▶ _What is required_
Restate each entry word for word, leaving nothing out.

►

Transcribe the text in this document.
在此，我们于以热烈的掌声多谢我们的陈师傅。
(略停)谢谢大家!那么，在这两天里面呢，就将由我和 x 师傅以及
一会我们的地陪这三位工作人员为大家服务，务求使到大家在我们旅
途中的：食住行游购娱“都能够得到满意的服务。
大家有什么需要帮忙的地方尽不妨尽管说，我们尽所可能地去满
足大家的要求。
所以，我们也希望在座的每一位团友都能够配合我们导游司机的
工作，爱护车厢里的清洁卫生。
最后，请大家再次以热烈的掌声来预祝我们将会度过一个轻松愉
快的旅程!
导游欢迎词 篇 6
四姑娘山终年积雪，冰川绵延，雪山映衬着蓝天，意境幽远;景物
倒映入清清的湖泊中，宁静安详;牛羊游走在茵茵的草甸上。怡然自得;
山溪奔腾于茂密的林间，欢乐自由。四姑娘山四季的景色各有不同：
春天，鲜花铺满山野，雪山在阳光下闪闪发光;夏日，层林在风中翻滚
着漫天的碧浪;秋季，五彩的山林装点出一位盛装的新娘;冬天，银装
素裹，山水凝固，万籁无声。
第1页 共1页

◄

▶ _The output_
Transcribe the text in this document.
在此，我们于以热烈的掌声多谢我们的陈师傅。
(略停)谢谢大家!那么，在这两天里面呢，就将由我和 x 师傅以及
一会我们的地陪这三位工作人员为大家服务，务求使到大家在我们旅
途中的：食住行游购娱“都能够得到满意的服务。
大家有什么需要帮忙的地方尽不妨尽管说，我们尽所可能地去满
足大家的要求。
所以，我们也希望在座的每一位团友都能够配合我们导游司机的
工作，爱护车厢里的清洁卫生。
最后，请大家再次以热烈的掌声来预祝我们将会度过一个轻松愉
快的旅程!
导游欢迎词 篇 6
四姑娘山终年积雪，冰川绵延，雪山映衬着蓝天，意境幽远;景物
倒映入清清的湖泊中，宁静安详;牛羊游走在茵茵的草甸上。怡然自得;
山溪奔腾于茂密的林间，欢乐自由。四姑娘山四季的景色各有不同：
春天，鲜花铺满山野，雪山在阳光下闪闪发光;夏日，层林在风中翻滚
着漫天的碧浪;秋季，五彩的山林装点出一位盛装的新娘;冬天，银装
素裹，山水凝固，万籁无声。
第1页 共1页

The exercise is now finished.